→ **WHAT IS ASKED**: Write out the records word for word, starting at the line with "Enumerate the UI" and continuing up to and including the line with "chart-title: Equilibrium Bond".
>> Start ENTRIES PROVIDED
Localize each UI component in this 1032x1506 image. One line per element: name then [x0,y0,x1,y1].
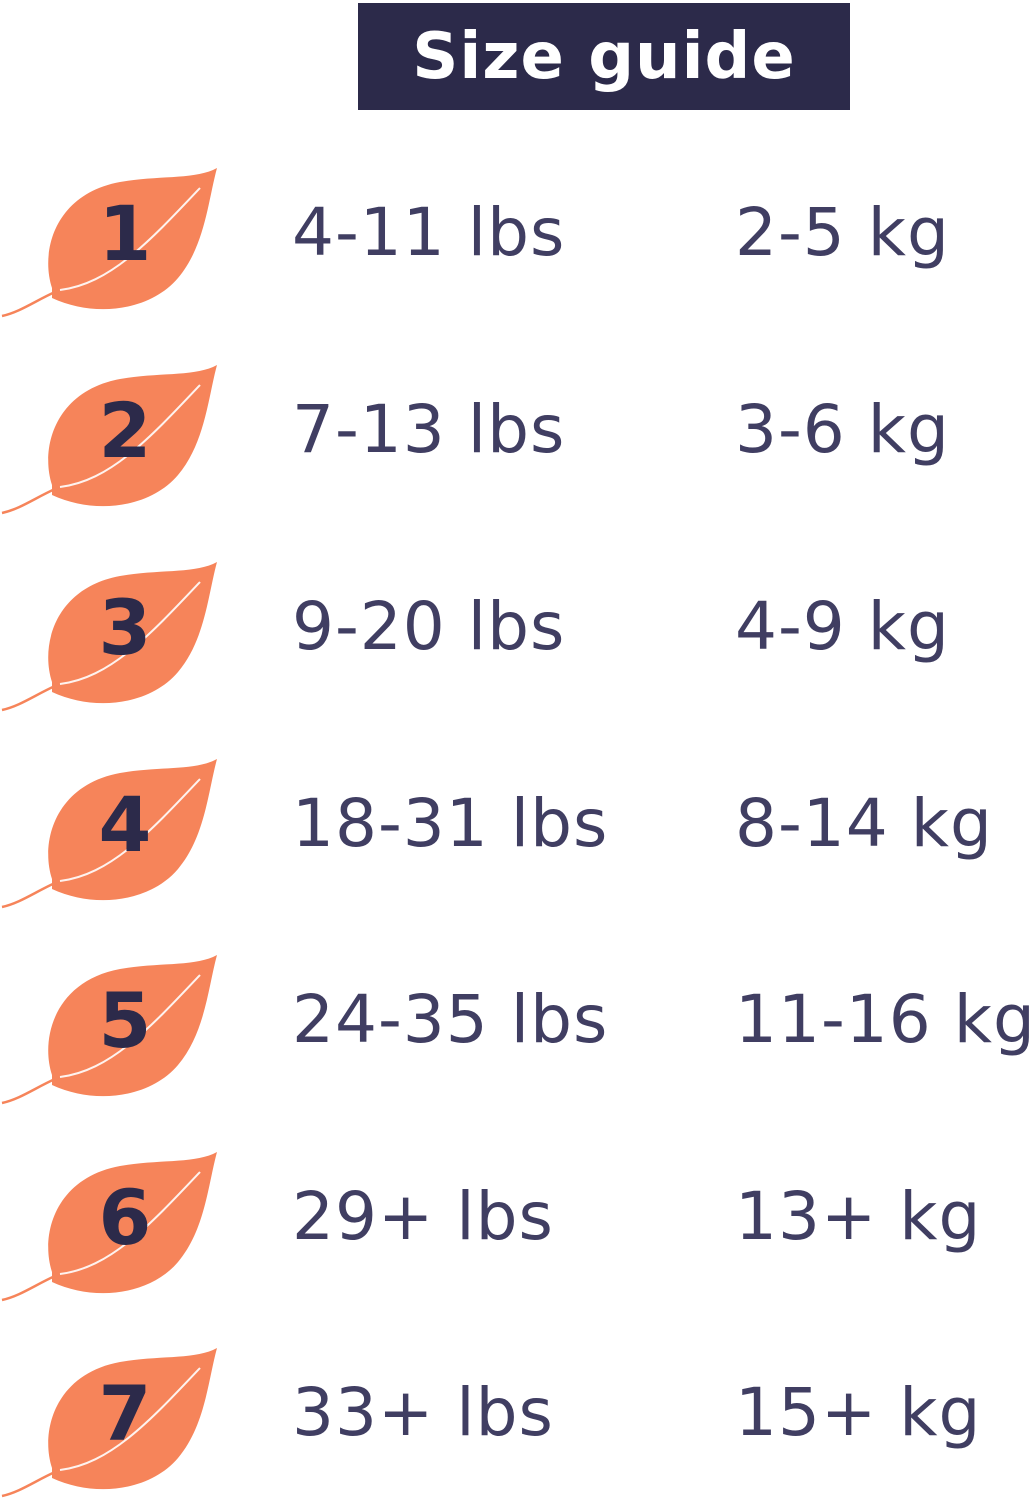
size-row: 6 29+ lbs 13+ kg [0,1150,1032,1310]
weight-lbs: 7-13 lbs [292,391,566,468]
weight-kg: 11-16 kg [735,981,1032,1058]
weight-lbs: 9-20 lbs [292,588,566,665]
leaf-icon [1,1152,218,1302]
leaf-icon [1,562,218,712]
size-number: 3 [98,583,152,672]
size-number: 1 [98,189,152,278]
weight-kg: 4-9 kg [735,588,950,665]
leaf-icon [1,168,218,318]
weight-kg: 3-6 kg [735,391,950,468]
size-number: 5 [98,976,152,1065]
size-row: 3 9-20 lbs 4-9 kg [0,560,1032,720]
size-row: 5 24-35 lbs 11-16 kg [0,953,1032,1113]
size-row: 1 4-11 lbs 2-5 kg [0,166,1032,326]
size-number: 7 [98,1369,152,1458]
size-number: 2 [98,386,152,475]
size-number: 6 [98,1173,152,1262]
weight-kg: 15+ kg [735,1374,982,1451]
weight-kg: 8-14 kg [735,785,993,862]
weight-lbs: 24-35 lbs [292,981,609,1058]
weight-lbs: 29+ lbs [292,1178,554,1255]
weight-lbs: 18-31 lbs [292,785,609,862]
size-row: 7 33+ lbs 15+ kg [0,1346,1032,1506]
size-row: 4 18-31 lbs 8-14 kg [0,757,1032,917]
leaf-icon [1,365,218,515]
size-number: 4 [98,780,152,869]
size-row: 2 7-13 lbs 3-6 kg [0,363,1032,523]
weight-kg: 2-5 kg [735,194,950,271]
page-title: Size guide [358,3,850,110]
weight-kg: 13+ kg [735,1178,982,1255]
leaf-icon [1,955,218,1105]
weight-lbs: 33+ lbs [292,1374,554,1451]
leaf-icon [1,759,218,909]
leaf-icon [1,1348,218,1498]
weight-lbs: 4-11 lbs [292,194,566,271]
>> End ENTRIES PROVIDED
>> Start ENTRIES PROVIDED
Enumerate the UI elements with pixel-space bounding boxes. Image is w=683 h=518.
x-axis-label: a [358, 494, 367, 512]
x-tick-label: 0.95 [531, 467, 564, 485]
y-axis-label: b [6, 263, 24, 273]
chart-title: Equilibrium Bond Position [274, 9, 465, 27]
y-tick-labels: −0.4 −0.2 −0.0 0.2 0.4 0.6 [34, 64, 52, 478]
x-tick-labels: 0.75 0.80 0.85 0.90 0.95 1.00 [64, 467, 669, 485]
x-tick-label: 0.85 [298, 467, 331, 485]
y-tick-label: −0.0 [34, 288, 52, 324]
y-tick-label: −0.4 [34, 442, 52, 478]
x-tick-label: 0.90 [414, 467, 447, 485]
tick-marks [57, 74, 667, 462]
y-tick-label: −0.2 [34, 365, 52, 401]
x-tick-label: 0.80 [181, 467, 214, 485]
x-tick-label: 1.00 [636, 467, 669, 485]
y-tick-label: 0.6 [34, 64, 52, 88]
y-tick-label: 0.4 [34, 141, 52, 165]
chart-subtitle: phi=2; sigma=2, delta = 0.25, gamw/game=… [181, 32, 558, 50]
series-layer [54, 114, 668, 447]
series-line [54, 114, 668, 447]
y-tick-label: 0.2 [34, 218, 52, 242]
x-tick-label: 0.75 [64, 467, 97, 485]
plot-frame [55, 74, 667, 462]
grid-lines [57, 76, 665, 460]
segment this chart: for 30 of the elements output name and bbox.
>> End ENTRIES PROVIDED
→ **RESPONSE TO THIS EXERCISE**:
Enumerate the UI elements with pixel-space bounding boxes. Image is w=683 h=518.
x-axis-label: a [358, 494, 367, 512]
x-tick-label: 0.95 [531, 467, 564, 485]
y-axis-label: b [6, 263, 24, 273]
chart-title: Equilibrium Bond Position [274, 9, 465, 27]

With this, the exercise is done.